**Excerpted records**
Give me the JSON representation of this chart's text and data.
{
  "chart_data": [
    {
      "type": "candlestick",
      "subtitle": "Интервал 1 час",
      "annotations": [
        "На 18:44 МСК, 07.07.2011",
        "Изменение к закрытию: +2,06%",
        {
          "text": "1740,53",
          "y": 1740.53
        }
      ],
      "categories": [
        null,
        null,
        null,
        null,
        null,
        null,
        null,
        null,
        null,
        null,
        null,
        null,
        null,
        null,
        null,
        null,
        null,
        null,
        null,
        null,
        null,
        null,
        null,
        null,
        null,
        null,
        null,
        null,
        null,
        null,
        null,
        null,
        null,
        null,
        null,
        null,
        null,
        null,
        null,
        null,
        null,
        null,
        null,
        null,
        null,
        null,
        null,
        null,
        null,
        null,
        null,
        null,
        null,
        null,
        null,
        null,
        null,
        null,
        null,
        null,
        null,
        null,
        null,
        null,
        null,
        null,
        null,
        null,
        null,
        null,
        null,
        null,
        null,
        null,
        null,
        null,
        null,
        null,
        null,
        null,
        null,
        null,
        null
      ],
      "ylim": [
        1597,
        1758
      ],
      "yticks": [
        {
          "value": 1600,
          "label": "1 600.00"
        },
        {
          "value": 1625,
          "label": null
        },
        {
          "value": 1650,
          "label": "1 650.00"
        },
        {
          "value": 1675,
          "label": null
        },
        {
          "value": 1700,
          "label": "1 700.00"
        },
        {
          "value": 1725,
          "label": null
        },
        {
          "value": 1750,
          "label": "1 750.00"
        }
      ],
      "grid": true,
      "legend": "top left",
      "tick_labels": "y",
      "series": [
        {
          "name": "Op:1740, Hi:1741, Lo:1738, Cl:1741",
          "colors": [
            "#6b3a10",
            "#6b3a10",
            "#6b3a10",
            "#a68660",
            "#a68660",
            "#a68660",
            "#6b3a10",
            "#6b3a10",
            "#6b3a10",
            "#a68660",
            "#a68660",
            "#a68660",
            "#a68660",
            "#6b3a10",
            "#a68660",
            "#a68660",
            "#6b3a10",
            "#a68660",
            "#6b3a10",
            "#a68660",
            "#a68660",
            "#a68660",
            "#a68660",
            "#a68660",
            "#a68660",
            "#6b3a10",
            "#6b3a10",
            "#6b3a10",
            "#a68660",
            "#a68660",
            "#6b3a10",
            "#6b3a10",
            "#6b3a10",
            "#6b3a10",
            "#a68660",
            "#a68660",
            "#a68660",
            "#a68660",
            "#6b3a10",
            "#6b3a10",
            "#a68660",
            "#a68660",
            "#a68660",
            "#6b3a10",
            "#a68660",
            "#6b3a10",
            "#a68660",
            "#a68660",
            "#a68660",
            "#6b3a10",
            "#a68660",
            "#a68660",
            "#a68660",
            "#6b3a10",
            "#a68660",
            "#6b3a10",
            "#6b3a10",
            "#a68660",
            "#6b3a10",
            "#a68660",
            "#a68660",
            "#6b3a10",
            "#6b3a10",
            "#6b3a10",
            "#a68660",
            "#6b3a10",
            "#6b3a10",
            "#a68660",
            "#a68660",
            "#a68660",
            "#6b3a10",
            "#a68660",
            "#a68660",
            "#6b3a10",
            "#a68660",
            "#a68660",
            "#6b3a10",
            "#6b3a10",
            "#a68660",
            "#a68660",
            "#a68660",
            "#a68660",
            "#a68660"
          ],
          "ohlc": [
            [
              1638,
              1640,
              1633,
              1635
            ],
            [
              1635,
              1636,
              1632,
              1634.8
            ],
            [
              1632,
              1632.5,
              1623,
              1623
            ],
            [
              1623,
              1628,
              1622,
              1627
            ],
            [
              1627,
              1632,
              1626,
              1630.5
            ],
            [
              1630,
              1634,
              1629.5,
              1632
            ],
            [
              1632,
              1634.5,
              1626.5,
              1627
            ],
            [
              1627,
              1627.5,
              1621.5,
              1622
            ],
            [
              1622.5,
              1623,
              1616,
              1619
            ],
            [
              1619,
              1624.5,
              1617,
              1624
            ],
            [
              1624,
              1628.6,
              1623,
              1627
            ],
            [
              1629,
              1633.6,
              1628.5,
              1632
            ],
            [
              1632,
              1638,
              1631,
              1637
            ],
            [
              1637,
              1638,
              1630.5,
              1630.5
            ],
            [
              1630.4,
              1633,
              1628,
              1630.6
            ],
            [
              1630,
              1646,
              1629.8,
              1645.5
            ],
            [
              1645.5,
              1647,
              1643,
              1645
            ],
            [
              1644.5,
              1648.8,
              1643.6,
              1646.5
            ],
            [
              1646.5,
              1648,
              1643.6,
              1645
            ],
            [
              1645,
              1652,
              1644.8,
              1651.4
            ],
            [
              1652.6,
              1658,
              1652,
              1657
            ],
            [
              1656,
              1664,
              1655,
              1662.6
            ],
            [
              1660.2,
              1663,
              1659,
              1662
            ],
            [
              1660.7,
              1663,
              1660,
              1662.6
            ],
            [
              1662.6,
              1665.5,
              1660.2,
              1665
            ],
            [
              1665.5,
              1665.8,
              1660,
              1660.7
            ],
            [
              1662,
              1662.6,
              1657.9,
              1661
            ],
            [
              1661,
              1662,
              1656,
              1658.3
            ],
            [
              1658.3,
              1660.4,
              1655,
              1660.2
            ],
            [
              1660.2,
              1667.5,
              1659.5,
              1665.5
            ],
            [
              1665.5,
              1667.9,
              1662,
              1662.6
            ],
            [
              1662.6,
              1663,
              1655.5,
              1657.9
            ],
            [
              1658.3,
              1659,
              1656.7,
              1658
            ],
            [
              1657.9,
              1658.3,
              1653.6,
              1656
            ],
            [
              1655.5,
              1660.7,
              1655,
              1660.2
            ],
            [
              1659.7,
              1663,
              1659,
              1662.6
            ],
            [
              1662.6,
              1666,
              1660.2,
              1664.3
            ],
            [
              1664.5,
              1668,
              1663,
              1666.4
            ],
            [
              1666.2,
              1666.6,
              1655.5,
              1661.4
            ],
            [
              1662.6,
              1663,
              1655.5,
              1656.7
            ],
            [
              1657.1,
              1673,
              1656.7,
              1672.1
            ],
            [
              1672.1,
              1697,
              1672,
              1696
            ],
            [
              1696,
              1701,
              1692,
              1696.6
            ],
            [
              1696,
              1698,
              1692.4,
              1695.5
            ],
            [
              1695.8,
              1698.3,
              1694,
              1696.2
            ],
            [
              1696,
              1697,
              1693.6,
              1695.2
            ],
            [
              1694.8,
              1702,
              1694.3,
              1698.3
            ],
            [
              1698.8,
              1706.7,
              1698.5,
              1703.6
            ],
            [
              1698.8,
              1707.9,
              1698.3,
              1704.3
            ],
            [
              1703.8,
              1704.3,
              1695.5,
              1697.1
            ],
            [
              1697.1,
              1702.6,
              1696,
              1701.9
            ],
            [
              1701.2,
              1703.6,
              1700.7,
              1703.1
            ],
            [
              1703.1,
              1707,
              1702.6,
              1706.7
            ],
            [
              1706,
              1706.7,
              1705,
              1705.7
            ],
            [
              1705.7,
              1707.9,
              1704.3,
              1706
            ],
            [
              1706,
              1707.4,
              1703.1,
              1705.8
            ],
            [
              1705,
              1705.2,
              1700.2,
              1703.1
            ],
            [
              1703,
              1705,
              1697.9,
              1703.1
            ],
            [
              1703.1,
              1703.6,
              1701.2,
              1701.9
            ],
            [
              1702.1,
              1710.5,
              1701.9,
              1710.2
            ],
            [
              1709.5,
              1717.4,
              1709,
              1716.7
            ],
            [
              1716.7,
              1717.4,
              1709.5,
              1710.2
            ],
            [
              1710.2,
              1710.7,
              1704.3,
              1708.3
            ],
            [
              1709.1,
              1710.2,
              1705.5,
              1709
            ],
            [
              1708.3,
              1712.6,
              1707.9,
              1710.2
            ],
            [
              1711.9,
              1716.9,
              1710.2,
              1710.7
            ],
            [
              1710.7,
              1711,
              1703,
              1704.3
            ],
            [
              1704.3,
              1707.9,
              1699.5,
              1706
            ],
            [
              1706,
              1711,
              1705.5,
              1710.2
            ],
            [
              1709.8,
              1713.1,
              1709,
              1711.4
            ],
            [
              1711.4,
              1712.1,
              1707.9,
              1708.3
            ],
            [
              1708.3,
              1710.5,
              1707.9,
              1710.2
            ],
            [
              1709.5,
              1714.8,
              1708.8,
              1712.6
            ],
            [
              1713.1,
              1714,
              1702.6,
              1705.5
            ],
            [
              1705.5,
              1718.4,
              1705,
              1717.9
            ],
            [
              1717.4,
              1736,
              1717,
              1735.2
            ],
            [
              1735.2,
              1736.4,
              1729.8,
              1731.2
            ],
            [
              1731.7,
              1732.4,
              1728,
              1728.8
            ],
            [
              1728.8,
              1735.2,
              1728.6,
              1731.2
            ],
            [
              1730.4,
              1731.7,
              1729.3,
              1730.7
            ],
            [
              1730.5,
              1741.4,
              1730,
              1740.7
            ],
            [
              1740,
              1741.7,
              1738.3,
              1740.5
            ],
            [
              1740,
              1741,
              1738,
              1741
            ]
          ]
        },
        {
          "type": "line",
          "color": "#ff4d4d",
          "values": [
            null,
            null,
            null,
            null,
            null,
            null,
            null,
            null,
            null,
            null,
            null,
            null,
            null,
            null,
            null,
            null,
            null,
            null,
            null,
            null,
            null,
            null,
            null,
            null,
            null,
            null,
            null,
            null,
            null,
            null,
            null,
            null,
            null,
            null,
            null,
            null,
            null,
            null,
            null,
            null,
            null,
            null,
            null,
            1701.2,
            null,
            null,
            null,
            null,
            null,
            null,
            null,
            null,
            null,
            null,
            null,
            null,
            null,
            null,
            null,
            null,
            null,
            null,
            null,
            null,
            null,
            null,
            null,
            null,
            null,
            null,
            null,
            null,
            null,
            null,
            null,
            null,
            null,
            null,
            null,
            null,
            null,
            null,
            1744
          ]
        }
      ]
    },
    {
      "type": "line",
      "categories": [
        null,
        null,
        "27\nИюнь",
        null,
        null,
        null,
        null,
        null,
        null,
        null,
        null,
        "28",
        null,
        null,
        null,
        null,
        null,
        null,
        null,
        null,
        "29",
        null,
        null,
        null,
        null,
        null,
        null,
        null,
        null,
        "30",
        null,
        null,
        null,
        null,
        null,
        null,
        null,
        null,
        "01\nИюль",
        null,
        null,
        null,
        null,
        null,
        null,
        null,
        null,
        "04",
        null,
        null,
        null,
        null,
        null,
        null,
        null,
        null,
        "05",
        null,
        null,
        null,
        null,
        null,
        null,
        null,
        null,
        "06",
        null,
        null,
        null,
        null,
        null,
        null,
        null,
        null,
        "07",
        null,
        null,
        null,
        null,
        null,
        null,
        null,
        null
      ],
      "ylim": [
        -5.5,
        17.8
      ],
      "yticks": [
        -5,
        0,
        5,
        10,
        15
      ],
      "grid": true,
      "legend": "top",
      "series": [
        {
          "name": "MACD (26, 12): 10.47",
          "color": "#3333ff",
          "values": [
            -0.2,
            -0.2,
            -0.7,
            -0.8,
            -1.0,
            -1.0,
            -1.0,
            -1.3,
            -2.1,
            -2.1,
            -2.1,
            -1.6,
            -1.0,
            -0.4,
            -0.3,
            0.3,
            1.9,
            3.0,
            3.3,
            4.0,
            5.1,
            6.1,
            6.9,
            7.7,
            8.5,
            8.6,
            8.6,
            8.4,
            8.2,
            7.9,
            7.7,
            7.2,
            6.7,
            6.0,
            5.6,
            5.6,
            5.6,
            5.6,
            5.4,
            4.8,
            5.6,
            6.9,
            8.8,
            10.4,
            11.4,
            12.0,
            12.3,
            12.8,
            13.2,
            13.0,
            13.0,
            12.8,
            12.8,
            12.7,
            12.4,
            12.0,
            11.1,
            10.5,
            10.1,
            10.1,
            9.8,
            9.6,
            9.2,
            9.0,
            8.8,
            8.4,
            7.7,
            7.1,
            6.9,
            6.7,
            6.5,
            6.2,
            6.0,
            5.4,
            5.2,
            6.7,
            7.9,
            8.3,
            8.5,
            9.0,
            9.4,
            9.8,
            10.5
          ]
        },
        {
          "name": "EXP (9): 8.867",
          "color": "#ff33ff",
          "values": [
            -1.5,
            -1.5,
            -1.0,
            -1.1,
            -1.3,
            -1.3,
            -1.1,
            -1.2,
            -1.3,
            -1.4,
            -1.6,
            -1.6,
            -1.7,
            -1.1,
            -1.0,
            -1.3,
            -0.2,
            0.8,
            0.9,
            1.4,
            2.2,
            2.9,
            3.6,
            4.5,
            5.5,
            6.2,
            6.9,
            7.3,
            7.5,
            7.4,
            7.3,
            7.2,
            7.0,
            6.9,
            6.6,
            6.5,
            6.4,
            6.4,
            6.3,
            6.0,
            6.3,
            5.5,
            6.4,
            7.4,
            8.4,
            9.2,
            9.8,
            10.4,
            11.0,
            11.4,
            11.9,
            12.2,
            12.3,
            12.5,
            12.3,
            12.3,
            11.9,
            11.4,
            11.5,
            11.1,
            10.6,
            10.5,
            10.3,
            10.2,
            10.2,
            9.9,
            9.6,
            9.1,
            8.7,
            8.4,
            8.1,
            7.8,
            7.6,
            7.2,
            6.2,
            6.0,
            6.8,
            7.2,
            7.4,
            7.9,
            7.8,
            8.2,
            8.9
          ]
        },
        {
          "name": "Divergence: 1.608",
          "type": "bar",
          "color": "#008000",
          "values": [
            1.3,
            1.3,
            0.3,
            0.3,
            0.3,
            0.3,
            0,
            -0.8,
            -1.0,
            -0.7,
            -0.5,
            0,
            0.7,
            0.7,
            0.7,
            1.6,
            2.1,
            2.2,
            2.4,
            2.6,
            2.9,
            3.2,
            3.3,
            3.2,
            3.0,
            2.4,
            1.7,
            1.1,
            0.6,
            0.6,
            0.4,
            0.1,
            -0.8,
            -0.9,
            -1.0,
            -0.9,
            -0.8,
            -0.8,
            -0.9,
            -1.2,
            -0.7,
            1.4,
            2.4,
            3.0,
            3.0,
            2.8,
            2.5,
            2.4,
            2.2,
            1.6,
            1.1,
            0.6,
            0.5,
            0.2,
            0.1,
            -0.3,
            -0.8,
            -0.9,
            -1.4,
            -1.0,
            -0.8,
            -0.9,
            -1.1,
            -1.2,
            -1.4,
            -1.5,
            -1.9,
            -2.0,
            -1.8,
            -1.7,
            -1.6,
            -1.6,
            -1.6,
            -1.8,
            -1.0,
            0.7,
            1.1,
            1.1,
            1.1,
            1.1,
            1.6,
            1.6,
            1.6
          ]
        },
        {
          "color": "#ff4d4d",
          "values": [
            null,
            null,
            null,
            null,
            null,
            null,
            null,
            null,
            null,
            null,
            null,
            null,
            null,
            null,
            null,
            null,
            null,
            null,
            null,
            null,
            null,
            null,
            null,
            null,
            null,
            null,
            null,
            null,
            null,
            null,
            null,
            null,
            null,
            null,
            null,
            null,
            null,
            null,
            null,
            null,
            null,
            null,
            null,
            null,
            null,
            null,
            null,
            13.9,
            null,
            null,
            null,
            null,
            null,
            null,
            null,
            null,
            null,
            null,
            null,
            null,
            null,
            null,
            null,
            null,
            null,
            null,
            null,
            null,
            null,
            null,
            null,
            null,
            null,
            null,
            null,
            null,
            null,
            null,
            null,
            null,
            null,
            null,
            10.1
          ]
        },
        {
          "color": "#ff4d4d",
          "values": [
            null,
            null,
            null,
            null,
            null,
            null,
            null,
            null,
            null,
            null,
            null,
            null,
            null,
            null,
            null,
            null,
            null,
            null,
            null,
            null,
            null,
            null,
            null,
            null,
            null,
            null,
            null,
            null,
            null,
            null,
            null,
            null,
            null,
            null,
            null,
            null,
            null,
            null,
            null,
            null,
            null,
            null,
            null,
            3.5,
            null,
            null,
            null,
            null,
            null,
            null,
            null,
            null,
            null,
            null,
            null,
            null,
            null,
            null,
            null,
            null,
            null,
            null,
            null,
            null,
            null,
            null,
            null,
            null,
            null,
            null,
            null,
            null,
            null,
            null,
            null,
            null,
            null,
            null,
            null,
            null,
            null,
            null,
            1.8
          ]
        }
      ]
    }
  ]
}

**Task details**
Tally up the lines in the records that contain the word "text" and give only the total.

**Problem solution**
2